Instructions to follow:
Find the lines with "Preview" in them and copy them out.

Dataset excerpts
━━━━━━━━━━
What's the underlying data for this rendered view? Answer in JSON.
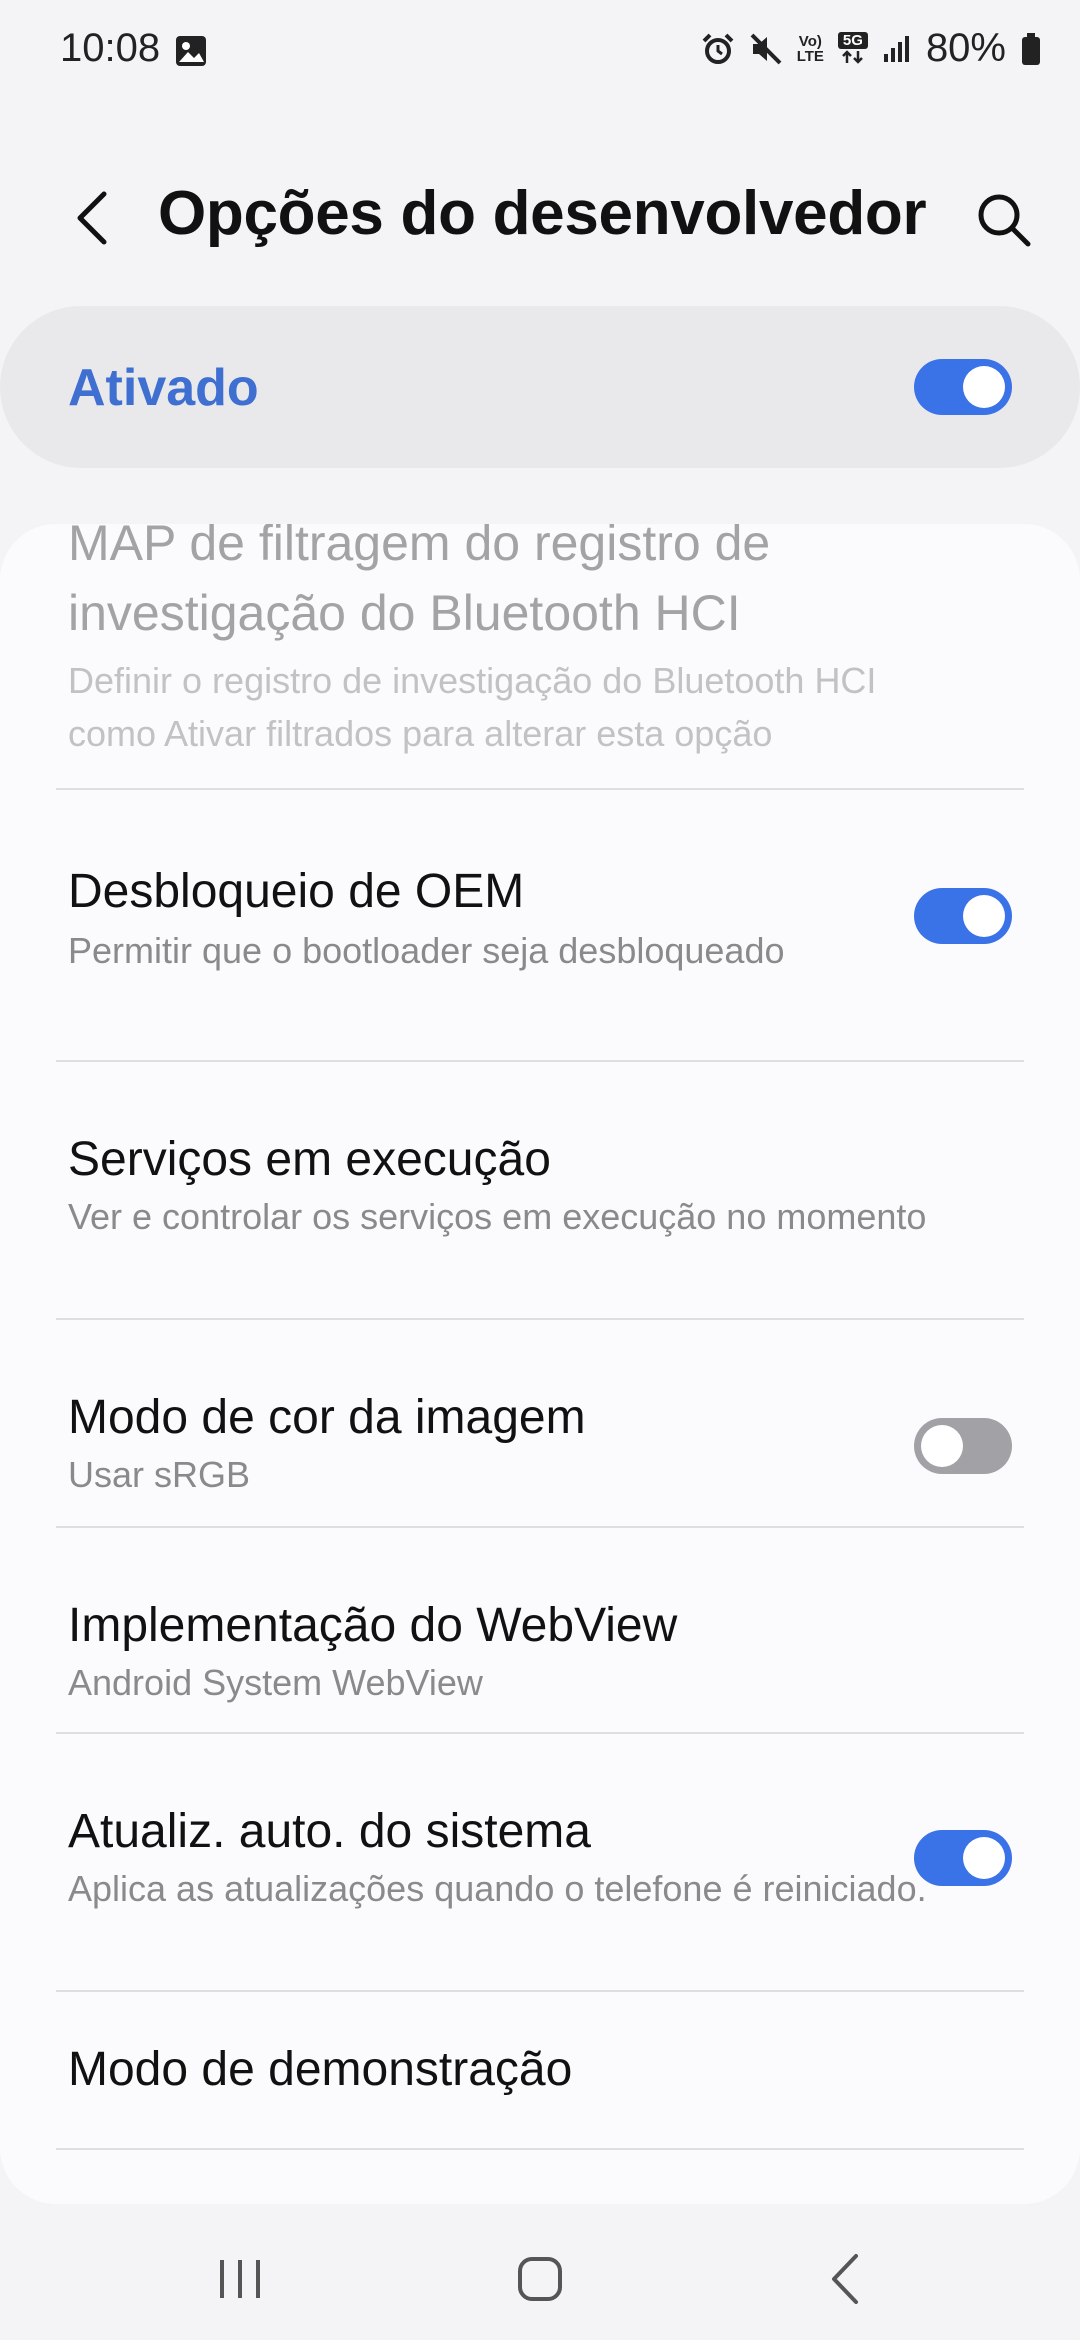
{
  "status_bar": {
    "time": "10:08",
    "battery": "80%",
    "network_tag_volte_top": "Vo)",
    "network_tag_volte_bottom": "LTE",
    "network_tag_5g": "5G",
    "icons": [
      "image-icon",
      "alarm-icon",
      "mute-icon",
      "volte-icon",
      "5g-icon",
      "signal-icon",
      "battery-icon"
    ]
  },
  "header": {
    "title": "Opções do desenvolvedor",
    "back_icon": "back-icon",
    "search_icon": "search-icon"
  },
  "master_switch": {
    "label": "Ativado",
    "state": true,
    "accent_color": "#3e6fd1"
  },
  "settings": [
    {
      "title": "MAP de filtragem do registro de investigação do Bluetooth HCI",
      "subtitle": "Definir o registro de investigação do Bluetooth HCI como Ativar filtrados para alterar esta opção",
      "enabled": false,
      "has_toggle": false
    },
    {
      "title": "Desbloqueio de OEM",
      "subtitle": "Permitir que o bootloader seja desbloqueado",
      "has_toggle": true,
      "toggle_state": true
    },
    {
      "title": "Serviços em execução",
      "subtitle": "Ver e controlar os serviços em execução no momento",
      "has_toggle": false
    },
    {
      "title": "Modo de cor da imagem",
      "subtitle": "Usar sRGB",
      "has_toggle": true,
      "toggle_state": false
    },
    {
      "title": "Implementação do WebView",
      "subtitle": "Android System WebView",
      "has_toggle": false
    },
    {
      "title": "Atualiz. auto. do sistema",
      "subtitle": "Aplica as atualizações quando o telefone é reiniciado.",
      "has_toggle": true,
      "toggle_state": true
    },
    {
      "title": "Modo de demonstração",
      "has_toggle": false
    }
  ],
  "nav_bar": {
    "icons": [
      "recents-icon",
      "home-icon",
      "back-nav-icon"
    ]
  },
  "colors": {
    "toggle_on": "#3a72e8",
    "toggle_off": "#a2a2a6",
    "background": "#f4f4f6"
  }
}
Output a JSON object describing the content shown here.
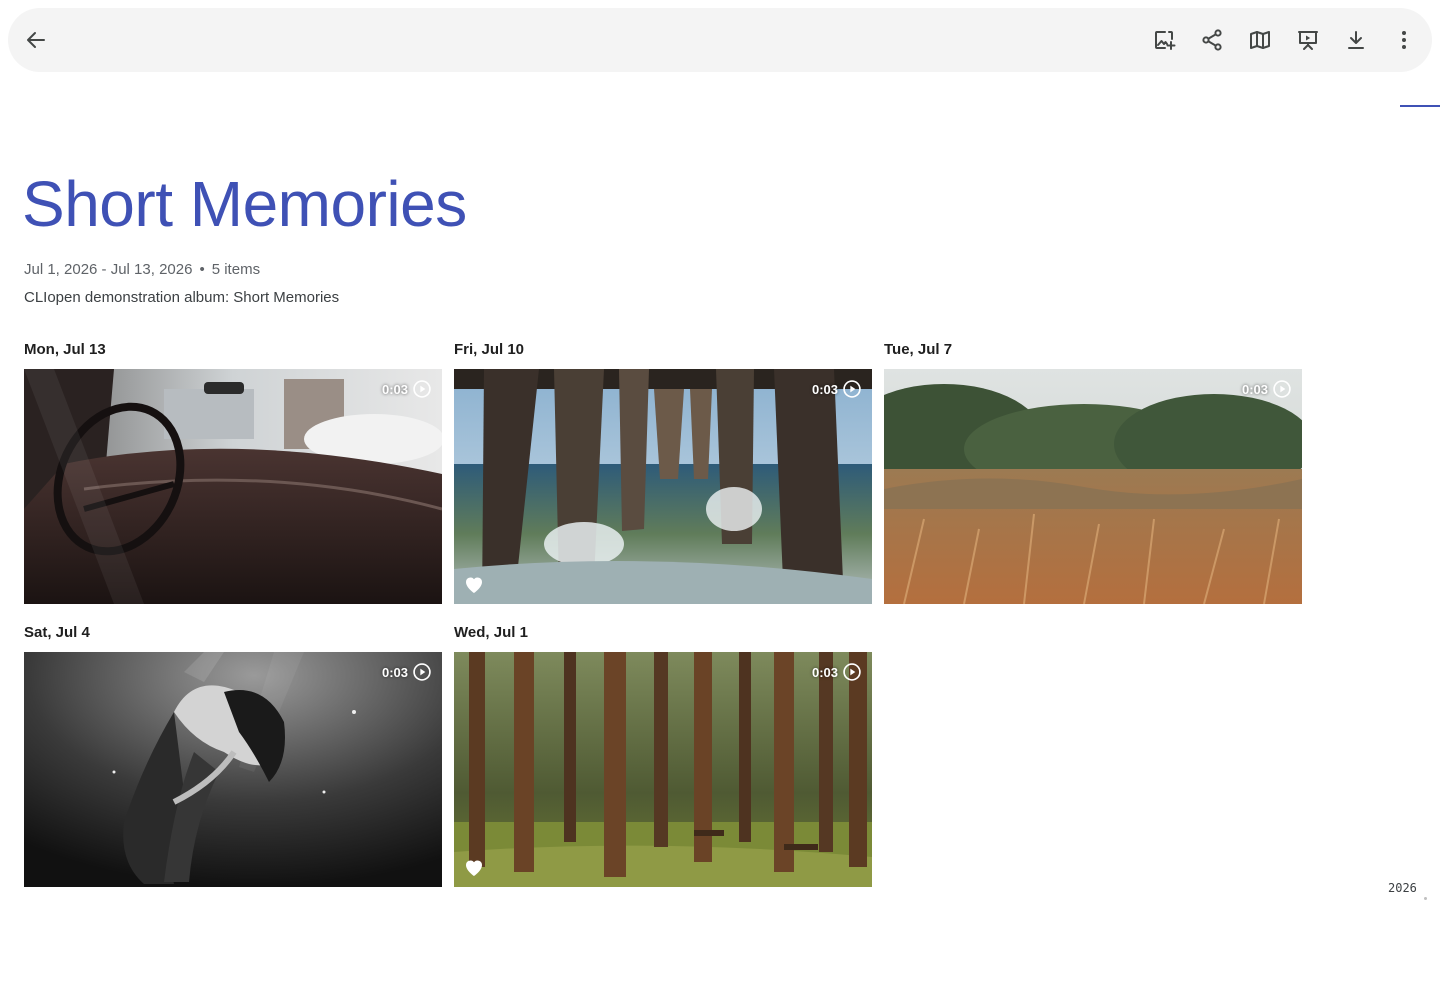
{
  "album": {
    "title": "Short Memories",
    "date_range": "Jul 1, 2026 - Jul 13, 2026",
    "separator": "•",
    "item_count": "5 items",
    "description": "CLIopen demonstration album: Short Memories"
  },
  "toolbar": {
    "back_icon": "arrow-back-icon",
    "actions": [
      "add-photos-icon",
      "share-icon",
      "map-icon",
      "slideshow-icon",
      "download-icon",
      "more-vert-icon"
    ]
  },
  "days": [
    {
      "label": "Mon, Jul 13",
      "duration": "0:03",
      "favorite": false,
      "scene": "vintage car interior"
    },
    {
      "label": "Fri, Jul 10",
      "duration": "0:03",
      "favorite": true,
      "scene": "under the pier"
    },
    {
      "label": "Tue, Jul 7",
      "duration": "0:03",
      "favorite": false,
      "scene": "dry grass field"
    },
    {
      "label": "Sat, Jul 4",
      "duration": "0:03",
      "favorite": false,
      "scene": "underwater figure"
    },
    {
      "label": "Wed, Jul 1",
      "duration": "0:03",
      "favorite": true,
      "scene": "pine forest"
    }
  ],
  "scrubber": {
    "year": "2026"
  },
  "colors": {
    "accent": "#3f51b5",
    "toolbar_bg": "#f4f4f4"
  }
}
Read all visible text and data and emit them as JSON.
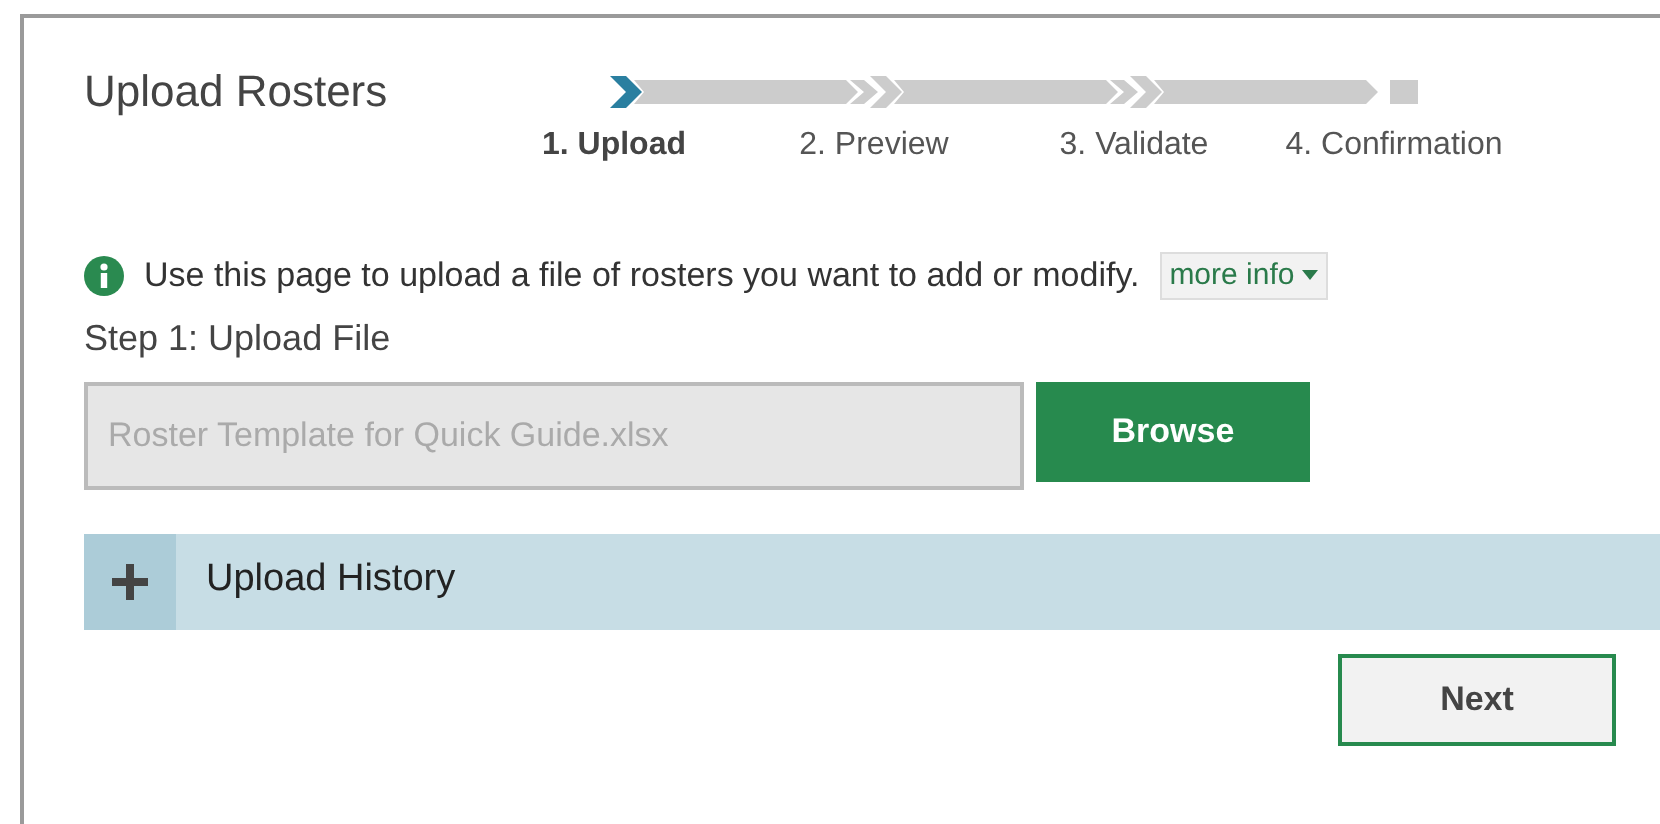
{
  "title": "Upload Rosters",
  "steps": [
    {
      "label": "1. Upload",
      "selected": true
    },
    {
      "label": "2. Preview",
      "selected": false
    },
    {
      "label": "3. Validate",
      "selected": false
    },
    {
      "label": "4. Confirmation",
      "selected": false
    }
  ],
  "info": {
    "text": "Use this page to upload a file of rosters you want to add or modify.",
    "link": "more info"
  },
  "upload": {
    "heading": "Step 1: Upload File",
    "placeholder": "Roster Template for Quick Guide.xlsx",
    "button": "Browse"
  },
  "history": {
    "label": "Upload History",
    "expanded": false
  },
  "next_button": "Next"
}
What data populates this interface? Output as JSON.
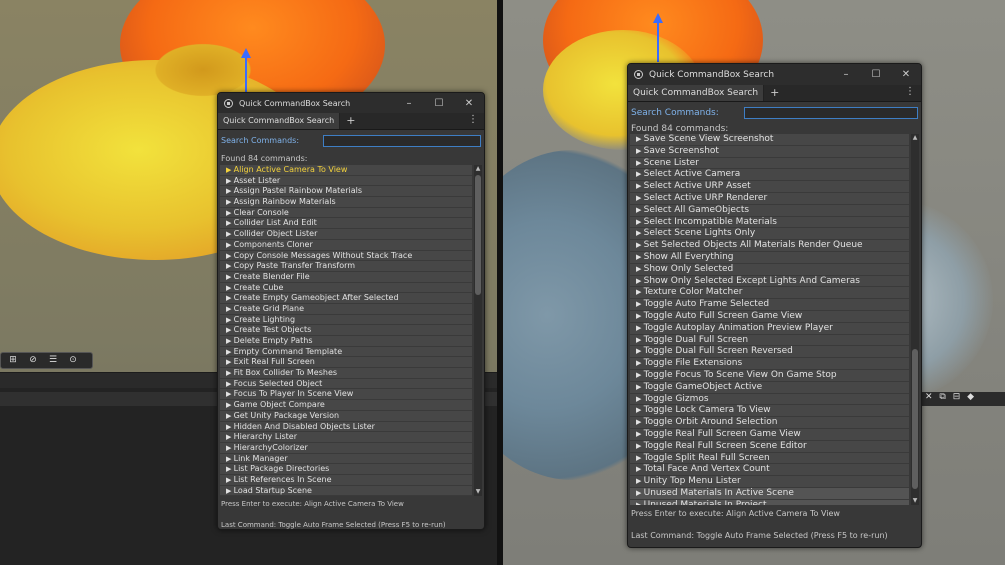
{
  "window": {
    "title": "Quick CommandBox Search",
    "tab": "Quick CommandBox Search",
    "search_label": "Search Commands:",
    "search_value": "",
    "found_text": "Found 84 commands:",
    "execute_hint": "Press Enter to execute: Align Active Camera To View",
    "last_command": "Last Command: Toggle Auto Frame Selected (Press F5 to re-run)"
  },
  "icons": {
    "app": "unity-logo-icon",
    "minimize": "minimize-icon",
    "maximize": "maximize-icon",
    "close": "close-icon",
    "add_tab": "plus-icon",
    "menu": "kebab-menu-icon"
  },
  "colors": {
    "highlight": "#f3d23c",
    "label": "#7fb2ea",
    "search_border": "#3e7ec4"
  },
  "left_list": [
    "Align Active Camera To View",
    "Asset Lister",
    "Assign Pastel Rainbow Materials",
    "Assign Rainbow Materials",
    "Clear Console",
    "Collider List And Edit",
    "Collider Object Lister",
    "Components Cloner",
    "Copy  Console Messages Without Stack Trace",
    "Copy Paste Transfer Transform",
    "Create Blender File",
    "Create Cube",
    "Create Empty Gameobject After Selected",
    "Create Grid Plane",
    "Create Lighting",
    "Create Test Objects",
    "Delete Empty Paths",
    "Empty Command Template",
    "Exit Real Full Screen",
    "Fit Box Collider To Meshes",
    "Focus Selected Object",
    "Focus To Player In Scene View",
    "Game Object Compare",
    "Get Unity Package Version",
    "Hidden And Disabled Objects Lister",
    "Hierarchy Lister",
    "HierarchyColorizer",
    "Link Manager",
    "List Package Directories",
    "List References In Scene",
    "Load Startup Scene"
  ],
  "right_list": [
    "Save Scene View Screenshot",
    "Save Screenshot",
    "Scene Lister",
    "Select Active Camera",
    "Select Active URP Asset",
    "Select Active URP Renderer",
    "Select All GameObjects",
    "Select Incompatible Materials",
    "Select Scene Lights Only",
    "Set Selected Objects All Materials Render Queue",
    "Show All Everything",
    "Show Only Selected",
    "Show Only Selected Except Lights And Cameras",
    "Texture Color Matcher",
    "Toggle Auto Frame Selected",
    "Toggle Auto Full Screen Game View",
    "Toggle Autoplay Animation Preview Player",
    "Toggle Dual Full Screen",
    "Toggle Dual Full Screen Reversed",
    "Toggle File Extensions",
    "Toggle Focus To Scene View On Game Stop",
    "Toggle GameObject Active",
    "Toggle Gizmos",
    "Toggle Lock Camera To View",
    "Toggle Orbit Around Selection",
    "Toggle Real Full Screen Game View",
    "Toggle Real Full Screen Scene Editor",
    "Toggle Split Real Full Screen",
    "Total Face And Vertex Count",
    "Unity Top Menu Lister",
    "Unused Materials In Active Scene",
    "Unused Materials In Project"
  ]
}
━━━━━━━━━━
Exercise output:
      "label": "2. Preview",
    "Toggle Autoplay Animation Preview Player",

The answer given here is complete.